* [STATED TASK] Where a line contains the word "Balchem", copy that line in full.

** Start GIVEN DATA **

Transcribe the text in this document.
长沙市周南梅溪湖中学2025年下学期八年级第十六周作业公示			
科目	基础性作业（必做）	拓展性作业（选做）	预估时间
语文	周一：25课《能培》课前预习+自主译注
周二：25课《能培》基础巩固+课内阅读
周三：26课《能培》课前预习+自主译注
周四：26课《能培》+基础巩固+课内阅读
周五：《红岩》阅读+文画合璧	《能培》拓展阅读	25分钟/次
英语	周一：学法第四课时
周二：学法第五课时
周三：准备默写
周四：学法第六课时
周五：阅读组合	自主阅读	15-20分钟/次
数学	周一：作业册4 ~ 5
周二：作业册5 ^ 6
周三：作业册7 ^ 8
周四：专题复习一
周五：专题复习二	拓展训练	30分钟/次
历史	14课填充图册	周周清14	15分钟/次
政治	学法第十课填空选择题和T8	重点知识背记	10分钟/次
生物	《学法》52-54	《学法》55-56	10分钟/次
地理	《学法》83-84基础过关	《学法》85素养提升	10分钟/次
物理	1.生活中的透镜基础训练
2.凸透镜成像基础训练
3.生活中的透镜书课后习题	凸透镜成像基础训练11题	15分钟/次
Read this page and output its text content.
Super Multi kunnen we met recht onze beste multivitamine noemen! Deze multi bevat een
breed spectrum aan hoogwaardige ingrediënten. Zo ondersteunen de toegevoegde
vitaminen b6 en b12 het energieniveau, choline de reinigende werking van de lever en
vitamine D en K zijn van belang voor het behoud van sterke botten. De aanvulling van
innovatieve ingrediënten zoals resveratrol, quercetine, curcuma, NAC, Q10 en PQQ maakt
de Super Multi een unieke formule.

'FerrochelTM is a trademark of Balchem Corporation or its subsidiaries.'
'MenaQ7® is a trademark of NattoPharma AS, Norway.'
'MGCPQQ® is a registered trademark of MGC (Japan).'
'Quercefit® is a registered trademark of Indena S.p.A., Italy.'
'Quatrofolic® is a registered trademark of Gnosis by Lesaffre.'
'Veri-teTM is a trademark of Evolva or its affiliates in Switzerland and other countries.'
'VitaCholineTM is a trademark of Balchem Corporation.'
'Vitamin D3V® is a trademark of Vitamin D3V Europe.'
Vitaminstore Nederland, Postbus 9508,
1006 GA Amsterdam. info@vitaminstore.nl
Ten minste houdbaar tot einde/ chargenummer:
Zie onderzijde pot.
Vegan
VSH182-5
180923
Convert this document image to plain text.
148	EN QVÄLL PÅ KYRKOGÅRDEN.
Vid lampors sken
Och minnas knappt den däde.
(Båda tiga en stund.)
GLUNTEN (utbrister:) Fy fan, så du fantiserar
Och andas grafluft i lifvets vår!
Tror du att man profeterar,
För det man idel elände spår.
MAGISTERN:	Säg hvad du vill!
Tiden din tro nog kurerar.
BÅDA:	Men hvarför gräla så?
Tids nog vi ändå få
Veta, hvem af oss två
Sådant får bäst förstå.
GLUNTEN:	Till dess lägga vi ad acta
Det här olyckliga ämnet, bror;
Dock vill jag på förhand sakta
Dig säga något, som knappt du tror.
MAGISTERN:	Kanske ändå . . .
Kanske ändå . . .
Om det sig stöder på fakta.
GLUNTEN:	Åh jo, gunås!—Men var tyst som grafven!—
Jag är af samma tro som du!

** End GIVEN DATA **
** Start GIVEN DATA **

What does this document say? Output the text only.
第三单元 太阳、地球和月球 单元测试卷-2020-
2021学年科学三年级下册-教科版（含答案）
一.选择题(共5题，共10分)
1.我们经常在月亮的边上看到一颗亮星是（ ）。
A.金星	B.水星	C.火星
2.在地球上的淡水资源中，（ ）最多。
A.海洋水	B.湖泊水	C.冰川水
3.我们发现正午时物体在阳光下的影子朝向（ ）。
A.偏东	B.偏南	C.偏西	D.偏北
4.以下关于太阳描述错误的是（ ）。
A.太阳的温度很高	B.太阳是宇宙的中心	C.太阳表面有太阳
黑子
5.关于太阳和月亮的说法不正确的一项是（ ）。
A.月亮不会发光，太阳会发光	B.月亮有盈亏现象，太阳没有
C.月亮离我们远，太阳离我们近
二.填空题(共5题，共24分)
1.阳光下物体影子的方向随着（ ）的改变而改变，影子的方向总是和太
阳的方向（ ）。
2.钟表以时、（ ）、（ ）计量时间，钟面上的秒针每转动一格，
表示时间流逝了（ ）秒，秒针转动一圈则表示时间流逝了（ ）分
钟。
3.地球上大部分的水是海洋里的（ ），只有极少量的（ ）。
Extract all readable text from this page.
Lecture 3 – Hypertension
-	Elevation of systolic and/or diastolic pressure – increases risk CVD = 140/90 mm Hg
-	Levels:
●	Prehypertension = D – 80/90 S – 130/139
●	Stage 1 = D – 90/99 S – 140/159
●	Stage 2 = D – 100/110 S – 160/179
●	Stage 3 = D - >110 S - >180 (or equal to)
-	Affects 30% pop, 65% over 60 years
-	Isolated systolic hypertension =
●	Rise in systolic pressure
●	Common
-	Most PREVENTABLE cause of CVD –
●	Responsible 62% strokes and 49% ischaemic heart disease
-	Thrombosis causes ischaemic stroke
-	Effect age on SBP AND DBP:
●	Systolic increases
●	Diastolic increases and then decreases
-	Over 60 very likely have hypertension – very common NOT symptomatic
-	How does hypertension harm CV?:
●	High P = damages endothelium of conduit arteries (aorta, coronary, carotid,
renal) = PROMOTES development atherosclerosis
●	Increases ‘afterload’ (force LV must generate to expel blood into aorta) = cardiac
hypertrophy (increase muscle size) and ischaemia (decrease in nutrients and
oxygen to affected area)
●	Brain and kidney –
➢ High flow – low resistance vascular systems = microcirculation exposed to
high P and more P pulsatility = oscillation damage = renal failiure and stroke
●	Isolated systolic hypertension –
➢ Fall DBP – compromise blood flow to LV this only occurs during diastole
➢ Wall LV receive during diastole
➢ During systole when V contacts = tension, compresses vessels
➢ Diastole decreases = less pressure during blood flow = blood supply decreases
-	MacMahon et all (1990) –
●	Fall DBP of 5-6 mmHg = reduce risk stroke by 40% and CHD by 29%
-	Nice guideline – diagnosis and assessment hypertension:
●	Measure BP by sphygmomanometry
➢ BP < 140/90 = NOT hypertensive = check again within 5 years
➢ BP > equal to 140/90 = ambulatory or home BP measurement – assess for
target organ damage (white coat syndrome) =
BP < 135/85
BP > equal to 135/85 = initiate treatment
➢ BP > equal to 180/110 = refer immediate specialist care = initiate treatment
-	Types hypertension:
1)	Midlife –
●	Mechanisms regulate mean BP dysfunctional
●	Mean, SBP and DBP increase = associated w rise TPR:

** End GIVEN DATA **

* [TASK RESULT]
'FerrochelTM is a trademark of Balchem Corporation or its subsidiaries.'
'VitaCholineTM is a trademark of Balchem Corporation.'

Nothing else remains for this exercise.